▶ _WRITTEN EXERCISE_
Copy the material word for word, from its first line through the line containing "455, 897, 490]", with both of those lines included.
--- DATA EXCERPTS ---
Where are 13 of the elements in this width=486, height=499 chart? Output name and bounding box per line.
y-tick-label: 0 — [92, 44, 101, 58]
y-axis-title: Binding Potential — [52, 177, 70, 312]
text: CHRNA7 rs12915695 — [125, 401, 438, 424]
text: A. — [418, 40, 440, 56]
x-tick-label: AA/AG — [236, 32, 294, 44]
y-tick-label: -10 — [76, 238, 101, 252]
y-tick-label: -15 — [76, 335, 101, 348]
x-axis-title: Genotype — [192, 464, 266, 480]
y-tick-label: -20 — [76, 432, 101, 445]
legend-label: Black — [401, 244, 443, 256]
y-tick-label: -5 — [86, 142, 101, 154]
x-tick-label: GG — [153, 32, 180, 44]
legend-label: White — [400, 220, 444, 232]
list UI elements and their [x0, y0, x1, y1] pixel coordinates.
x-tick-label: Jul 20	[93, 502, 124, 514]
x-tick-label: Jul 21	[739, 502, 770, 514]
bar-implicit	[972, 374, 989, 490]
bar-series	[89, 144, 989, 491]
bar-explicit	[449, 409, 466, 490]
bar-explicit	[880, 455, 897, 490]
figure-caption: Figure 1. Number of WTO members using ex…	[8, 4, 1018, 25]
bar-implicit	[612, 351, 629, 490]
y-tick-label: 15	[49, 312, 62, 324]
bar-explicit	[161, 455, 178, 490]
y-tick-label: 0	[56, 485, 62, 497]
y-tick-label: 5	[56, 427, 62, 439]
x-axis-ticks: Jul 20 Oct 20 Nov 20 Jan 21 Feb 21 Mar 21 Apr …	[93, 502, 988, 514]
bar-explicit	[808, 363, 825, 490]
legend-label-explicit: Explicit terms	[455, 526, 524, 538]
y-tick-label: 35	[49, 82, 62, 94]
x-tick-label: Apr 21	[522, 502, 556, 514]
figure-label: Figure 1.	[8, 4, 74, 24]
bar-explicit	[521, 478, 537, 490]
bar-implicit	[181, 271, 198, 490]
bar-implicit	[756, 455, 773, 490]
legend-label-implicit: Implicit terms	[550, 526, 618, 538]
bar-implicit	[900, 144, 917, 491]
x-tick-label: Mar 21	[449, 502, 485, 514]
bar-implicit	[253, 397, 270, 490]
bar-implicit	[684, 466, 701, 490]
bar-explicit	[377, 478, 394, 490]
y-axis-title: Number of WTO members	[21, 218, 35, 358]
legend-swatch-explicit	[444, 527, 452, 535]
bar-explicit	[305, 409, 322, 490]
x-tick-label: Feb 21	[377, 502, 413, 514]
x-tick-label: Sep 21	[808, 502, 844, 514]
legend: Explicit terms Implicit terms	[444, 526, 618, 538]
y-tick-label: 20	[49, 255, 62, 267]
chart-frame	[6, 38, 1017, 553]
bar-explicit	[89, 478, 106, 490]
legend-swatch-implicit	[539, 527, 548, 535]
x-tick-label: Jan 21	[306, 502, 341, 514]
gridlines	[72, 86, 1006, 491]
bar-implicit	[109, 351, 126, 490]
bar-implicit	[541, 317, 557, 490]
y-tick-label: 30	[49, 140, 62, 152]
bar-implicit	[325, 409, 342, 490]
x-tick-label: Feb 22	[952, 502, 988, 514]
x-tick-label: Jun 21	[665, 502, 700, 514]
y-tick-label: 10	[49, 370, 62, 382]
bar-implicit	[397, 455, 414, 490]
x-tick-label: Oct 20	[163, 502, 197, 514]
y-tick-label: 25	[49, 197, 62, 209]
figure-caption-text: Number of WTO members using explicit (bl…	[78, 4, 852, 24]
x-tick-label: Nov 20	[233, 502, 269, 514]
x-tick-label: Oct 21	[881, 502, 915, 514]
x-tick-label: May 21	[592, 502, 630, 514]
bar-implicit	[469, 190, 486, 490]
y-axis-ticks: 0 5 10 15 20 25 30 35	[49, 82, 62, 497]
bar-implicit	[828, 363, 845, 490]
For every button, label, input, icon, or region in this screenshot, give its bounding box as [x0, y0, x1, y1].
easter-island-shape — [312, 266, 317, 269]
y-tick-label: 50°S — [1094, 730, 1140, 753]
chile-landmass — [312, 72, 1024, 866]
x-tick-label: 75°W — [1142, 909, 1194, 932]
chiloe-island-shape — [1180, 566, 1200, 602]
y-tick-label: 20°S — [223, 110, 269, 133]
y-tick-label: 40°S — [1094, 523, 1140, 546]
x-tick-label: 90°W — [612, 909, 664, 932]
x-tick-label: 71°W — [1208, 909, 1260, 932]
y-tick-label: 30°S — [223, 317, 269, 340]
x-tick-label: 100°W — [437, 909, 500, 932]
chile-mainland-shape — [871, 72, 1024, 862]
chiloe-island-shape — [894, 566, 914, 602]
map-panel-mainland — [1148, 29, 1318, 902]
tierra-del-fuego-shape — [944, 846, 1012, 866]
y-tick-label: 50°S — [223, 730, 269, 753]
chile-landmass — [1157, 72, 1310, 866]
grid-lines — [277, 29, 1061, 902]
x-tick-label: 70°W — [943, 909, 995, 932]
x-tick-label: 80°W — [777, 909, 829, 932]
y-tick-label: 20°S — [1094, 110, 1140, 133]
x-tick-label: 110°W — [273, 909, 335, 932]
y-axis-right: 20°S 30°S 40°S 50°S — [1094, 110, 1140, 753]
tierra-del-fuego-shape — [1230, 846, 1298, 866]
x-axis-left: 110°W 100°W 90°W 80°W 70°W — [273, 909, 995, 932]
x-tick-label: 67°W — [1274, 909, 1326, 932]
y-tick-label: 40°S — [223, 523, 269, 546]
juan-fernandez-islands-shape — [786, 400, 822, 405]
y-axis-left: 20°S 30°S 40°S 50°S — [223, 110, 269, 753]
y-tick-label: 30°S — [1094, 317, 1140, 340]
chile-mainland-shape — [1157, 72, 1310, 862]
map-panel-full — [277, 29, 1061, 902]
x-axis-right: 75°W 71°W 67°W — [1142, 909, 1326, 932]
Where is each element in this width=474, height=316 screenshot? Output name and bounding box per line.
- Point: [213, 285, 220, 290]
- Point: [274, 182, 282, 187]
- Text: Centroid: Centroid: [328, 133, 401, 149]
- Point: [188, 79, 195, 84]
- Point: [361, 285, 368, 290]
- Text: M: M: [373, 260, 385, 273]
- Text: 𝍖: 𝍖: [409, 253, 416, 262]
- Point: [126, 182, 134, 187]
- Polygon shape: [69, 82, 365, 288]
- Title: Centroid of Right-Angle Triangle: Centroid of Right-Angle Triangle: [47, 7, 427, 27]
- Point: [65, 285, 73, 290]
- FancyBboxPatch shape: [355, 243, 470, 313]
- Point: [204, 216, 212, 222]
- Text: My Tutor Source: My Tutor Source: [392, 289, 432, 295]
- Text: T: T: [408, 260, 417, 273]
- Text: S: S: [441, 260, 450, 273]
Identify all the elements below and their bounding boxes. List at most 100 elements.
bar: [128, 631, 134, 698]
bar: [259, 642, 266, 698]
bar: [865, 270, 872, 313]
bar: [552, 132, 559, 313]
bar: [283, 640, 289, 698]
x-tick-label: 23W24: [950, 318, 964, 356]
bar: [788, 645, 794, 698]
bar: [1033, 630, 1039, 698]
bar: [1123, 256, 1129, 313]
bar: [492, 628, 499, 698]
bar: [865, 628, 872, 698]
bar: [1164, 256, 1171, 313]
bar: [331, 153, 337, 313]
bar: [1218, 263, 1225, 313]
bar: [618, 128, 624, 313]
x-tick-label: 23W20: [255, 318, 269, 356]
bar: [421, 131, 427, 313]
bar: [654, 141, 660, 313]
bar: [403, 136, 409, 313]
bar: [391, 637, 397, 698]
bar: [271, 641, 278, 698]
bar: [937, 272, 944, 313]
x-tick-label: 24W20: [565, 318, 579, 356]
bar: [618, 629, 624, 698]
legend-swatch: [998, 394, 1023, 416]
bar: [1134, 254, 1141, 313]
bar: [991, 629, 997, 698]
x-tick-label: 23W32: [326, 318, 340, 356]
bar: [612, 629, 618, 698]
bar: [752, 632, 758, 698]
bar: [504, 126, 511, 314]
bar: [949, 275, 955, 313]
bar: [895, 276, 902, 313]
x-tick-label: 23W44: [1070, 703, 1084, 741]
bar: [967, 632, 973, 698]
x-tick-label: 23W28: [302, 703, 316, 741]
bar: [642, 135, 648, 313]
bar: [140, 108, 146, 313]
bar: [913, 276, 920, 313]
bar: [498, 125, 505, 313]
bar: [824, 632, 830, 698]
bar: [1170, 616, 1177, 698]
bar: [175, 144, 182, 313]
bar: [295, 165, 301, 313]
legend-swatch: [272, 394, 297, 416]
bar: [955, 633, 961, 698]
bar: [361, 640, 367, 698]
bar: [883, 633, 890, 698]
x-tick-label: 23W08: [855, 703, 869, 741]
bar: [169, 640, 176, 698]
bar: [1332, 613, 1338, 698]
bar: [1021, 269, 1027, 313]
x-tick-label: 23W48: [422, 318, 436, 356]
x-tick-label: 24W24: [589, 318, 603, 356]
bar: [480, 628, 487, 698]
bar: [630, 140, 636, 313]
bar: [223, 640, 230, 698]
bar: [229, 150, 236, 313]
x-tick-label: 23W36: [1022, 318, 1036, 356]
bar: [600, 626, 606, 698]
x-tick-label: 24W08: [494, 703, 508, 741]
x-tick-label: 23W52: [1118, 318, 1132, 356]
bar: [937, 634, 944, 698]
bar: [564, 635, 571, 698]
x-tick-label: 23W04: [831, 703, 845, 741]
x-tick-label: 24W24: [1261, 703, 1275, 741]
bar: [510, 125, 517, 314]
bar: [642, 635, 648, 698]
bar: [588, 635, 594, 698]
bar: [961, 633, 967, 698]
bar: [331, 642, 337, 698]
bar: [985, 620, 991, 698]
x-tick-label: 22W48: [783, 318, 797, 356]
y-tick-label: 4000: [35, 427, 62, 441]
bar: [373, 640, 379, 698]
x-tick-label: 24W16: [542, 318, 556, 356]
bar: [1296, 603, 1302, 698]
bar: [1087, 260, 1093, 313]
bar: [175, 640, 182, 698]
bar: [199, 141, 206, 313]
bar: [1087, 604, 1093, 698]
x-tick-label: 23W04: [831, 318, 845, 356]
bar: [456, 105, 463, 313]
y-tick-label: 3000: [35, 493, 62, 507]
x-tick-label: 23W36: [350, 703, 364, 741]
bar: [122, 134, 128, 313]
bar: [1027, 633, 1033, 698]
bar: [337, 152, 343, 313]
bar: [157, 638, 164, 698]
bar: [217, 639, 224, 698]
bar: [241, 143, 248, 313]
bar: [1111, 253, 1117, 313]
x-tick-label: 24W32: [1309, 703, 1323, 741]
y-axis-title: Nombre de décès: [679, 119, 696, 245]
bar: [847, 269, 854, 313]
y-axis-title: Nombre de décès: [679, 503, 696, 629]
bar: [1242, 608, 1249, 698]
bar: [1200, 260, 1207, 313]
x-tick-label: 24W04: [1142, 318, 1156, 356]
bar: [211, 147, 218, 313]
---
▶ _FINAL ANSWER_
Where are 13 of the elements in this width=486, height=499 chart? Output name and bounding box per line.
y-tick-label: 0 — [92, 44, 101, 58]
y-axis-title: Binding Potential — [52, 177, 70, 312]
text: CHRNA7 rs12915695 — [125, 401, 438, 424]
text: A. — [418, 40, 440, 56]
x-tick-label: AA/AG — [236, 32, 294, 44]
y-tick-label: -10 — [76, 238, 101, 252]
y-tick-label: -15 — [76, 335, 101, 348]
x-axis-title: Genotype — [192, 464, 266, 480]
y-tick-label: -20 — [76, 432, 101, 445]
legend-label: Black — [401, 244, 443, 256]
y-tick-label: -5 — [86, 142, 101, 154]
x-tick-label: GG — [153, 32, 180, 44]
legend-label: White — [400, 220, 444, 232]
list UI elements and their [x0, y0, x1, y1] pixel coordinates.
x-tick-label: Jul 20	[93, 502, 124, 514]
x-tick-label: Jul 21	[739, 502, 770, 514]
bar-implicit	[972, 374, 989, 490]
bar-series	[89, 144, 989, 491]
bar-explicit	[449, 409, 466, 490]
bar-explicit	[880, 455, 897, 490]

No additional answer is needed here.